** Start Data provided **

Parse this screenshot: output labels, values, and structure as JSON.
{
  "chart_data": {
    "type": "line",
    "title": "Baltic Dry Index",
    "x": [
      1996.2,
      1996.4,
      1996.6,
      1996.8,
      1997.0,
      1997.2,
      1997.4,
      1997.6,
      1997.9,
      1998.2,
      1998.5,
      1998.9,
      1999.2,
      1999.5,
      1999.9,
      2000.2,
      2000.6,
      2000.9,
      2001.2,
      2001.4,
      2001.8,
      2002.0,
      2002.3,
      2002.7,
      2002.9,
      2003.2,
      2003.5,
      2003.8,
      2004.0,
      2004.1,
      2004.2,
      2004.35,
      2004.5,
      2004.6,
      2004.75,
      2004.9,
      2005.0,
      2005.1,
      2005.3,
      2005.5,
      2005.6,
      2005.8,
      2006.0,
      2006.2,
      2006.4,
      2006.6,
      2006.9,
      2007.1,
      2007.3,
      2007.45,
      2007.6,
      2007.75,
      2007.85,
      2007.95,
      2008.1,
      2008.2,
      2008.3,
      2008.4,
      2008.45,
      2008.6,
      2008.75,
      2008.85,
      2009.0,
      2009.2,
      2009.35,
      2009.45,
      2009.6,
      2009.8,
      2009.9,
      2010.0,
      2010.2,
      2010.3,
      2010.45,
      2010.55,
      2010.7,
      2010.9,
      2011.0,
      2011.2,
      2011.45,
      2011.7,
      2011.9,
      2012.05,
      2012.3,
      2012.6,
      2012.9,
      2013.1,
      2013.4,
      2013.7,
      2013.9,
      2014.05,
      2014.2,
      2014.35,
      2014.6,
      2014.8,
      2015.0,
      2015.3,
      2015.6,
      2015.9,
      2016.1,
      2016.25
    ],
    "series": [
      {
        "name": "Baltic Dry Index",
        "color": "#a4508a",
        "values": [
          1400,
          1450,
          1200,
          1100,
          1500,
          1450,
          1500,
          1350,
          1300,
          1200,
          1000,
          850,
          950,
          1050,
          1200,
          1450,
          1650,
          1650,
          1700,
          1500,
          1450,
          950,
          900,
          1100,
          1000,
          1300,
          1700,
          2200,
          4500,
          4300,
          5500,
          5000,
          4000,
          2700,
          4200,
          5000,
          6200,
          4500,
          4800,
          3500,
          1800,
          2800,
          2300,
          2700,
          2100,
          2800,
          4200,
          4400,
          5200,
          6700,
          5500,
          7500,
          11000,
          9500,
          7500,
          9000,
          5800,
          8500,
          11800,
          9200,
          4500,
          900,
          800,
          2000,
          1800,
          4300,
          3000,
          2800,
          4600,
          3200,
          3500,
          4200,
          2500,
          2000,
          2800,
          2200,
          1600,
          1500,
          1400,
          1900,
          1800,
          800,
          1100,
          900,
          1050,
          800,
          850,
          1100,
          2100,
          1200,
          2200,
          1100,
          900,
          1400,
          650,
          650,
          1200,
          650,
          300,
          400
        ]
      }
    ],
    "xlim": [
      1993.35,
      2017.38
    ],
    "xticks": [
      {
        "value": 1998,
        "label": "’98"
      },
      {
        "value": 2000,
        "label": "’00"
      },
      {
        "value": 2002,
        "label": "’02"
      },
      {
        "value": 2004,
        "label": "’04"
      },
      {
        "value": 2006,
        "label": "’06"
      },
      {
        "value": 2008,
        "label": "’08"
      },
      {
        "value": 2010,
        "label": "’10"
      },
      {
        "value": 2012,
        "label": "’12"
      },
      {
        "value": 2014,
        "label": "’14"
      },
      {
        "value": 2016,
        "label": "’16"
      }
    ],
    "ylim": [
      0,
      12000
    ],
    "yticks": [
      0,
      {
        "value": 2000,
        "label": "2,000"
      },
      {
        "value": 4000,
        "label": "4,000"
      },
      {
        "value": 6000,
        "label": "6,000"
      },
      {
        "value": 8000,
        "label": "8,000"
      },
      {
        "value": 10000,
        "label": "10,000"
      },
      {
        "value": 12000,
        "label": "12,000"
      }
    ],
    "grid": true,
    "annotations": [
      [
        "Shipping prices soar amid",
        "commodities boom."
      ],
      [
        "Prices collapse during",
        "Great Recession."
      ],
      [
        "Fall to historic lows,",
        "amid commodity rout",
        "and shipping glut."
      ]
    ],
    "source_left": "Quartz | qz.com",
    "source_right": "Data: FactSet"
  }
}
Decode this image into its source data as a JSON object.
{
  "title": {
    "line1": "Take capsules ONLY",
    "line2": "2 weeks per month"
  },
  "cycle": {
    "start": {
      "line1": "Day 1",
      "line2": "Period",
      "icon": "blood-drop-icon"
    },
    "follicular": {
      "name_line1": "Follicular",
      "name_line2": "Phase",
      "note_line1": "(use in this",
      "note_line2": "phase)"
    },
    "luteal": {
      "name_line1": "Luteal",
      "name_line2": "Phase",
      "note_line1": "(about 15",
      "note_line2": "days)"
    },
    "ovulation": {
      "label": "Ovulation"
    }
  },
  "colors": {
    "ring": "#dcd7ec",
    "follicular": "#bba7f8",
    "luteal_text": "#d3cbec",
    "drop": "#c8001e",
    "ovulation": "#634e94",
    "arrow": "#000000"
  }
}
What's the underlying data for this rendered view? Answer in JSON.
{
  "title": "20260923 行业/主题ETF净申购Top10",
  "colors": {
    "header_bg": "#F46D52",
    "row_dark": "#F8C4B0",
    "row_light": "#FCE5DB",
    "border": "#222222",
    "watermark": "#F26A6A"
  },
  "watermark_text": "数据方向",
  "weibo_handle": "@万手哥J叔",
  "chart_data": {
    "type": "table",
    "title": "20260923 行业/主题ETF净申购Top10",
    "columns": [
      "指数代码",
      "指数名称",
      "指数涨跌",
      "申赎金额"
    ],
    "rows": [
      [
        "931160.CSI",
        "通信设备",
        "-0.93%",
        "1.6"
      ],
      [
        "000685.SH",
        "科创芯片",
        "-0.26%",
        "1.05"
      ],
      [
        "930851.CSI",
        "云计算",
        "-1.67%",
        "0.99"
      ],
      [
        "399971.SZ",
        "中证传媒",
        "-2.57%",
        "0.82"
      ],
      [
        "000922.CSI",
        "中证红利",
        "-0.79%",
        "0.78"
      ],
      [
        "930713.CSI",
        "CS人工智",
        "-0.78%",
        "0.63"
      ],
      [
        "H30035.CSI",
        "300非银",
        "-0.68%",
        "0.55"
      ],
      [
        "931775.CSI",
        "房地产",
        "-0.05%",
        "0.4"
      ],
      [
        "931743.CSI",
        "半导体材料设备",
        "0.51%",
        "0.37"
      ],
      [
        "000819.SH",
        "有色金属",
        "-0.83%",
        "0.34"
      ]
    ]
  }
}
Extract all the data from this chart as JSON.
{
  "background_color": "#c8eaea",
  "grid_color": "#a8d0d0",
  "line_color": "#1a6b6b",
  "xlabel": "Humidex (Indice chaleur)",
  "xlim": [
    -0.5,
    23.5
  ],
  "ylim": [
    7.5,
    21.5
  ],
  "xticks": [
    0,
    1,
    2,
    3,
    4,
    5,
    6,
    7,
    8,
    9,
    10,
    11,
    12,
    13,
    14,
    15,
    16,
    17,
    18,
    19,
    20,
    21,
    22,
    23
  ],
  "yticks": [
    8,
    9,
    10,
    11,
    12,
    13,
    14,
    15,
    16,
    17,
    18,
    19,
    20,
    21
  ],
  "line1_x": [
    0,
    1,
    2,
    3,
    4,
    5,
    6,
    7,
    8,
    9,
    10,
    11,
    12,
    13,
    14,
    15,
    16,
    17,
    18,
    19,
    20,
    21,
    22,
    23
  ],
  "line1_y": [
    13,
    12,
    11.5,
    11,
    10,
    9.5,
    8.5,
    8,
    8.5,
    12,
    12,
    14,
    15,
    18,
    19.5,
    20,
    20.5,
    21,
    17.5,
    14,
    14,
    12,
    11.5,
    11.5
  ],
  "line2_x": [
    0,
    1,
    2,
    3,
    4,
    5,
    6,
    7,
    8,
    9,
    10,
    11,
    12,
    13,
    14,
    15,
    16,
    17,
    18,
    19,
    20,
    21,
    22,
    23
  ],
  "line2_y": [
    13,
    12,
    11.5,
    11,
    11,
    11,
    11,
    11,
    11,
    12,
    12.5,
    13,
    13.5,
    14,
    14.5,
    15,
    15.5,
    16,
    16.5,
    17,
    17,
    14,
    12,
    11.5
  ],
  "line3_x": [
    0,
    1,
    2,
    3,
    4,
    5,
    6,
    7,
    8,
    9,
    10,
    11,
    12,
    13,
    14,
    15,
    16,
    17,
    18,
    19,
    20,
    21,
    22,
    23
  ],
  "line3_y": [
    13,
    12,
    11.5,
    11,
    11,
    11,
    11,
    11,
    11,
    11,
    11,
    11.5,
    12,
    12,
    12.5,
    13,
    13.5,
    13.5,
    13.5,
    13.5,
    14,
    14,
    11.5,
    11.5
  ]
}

** End Data provided **

The task:
Looking at the material above, count the lines that hold "JSON" and give the total alone.

Task response:
4